Take every line from the listing below that contains "県道本宮土湯温泉線".

------------------------------

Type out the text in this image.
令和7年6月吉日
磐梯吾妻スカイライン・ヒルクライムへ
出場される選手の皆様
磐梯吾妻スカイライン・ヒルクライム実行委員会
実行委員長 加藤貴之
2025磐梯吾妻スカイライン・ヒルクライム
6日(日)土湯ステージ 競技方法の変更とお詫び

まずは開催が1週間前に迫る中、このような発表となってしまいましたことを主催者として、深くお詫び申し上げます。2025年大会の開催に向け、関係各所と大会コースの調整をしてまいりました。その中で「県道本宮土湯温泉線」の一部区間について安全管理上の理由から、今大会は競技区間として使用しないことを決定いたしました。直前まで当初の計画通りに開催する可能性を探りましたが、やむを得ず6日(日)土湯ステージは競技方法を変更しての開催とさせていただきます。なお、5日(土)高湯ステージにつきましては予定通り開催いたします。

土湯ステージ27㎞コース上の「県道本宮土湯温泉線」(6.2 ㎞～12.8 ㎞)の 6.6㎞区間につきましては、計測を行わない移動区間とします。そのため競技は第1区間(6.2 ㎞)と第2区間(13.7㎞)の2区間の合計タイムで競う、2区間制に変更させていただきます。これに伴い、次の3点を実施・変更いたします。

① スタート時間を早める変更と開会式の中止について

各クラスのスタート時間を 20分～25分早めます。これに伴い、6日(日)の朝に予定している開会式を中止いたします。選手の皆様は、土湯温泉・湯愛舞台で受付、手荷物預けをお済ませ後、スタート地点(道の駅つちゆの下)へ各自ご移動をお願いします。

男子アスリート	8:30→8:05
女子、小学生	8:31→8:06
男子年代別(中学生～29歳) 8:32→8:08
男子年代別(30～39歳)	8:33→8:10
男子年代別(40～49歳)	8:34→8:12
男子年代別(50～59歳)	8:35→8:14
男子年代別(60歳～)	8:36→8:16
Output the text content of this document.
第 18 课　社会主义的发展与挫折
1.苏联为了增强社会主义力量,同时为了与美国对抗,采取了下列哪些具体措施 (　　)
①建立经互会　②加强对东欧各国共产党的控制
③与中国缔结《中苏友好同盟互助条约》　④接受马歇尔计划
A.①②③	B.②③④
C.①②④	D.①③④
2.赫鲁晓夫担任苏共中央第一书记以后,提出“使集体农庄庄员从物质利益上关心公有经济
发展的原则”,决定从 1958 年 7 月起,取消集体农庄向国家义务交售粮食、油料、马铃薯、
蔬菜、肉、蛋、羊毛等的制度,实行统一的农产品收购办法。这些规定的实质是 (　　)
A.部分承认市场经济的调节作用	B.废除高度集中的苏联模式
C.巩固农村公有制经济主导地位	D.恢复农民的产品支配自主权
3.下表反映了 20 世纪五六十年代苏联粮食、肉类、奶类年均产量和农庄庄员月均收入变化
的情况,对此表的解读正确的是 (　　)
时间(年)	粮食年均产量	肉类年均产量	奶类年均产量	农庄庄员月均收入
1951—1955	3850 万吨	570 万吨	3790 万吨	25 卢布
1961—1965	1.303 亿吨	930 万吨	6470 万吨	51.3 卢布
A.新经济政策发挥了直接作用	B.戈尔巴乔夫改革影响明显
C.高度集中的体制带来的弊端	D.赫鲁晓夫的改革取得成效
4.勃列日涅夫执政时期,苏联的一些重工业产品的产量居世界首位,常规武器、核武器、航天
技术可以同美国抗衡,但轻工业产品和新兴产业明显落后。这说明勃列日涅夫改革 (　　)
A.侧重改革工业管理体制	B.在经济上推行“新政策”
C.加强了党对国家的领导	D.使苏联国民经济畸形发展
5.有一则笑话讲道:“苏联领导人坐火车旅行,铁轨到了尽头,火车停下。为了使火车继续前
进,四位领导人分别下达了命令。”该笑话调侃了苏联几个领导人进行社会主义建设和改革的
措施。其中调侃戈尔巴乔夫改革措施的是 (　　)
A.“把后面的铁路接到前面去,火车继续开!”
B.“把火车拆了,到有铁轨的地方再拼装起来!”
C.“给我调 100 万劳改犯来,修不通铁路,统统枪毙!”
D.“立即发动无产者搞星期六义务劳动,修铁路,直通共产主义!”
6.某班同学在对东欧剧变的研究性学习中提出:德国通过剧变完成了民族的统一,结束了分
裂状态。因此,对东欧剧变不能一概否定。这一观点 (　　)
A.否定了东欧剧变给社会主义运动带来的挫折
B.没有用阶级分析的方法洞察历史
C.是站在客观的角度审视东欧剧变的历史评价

------------------------------

Final answer -
まずは開催が1週間前に迫る中、このような発表となってしまいましたことを主催者として、深くお詫び申し上げます。2025年大会の開催に向け、関係各所と大会コースの調整をしてまいりました。その中で「県道本宮土湯温泉線」の一部区間について安全管理上の理由から、今大会は競技区間として使用しないことを決定いたしました。直前まで当初の計画通りに開催する可能性を探りましたが、やむを得ず6日(日)土湯ステージは競技方法を変更しての開催とさせていただきます。なお、5日(土)高湯ステージにつきましては予定通り開催いたします。
土湯ステージ27㎞コース上の「県道本宮土湯温泉線」(6.2 ㎞～12.8 ㎞)の 6.6㎞区間につきましては、計測を行わない移動区間とします。そのため競技は第1区間(6.2 ㎞)と第2区間(13.7㎞)の2区間の合計タイムで競う、2区間制に変更させていただきます。これに伴い、次の3点を実施・変更いたします。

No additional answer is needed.